---------- Extracted entries ----------

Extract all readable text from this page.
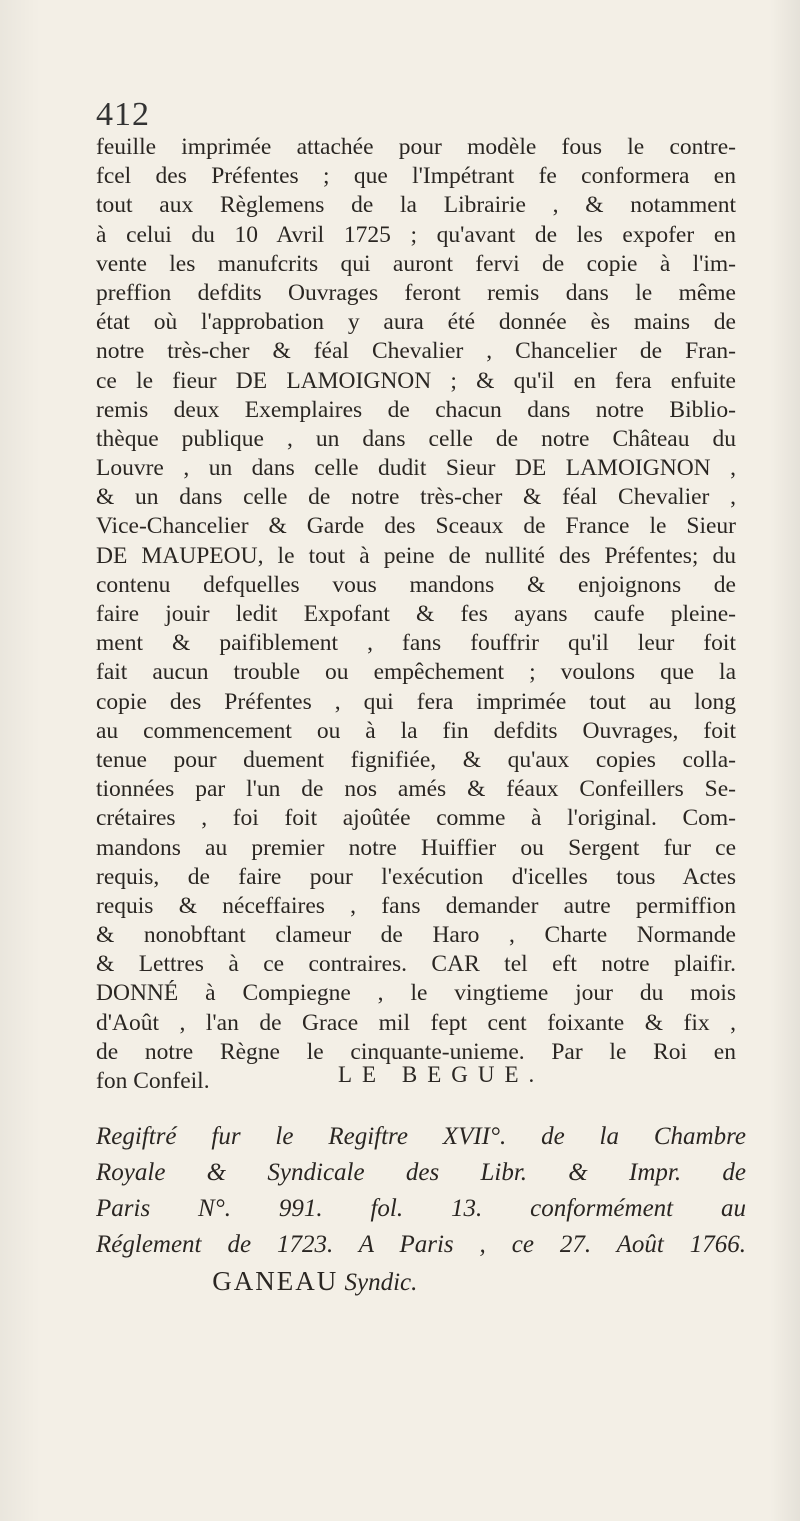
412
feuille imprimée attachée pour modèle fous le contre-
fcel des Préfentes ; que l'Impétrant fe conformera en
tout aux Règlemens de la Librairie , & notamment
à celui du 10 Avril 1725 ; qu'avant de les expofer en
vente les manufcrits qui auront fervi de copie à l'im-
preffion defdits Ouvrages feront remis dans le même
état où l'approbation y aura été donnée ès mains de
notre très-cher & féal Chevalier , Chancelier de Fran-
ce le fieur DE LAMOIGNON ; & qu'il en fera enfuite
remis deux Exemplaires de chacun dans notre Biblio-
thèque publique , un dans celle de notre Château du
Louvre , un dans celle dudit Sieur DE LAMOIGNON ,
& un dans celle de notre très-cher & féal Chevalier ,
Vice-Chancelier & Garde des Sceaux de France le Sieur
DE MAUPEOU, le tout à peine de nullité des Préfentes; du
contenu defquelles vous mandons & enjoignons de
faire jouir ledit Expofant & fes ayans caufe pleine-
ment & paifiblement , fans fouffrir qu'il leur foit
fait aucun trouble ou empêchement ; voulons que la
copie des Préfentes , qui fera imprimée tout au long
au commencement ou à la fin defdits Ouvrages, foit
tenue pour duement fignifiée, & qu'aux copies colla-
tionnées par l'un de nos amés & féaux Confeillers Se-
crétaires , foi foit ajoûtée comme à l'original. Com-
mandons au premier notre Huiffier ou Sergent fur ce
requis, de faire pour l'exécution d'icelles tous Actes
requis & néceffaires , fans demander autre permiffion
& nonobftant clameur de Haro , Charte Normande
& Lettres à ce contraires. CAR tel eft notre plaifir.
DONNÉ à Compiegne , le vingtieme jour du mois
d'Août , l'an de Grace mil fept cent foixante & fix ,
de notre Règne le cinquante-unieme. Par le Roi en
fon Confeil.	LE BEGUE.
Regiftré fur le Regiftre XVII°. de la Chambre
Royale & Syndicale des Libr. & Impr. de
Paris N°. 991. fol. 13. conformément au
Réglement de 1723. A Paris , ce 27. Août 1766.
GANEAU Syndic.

----------

Work required
Return the whole listing, word for word, and leave out every picture.

Finished task
Extract all readable text from this page.
412
feuille imprimée attachée pour modèle fous le contre-
fcel des Préfentes ; que l'Impétrant fe conformera en
tout aux Règlemens de la Librairie , & notamment
à celui du 10 Avril 1725 ; qu'avant de les expofer en
vente les manufcrits qui auront fervi de copie à l'im-
preffion defdits Ouvrages feront remis dans le même
état où l'approbation y aura été donnée ès mains de
notre très-cher & féal Chevalier , Chancelier de Fran-
ce le fieur DE LAMOIGNON ; & qu'il en fera enfuite
remis deux Exemplaires de chacun dans notre Biblio-
thèque publique , un dans celle de notre Château du
Louvre , un dans celle dudit Sieur DE LAMOIGNON ,
& un dans celle de notre très-cher & féal Chevalier ,
Vice-Chancelier & Garde des Sceaux de France le Sieur
DE MAUPEOU, le tout à peine de nullité des Préfentes; du
contenu defquelles vous mandons & enjoignons de
faire jouir ledit Expofant & fes ayans caufe pleine-
ment & paifiblement , fans fouffrir qu'il leur foit
fait aucun trouble ou empêchement ; voulons que la
copie des Préfentes , qui fera imprimée tout au long
au commencement ou à la fin defdits Ouvrages, foit
tenue pour duement fignifiée, & qu'aux copies colla-
tionnées par l'un de nos amés & féaux Confeillers Se-
crétaires , foi foit ajoûtée comme à l'original. Com-
mandons au premier notre Huiffier ou Sergent fur ce
requis, de faire pour l'exécution d'icelles tous Actes
requis & néceffaires , fans demander autre permiffion
& nonobftant clameur de Haro , Charte Normande
& Lettres à ce contraires. CAR tel eft notre plaifir.
DONNÉ à Compiegne , le vingtieme jour du mois
d'Août , l'an de Grace mil fept cent foixante & fix ,
de notre Règne le cinquante-unieme. Par le Roi en
fon Confeil.	LE BEGUE.
Regiftré fur le Regiftre XVII°. de la Chambre
Royale & Syndicale des Libr. & Impr. de
Paris N°. 991. fol. 13. conformément au
Réglement de 1723. A Paris , ce 27. Août 1766.
GANEAU Syndic.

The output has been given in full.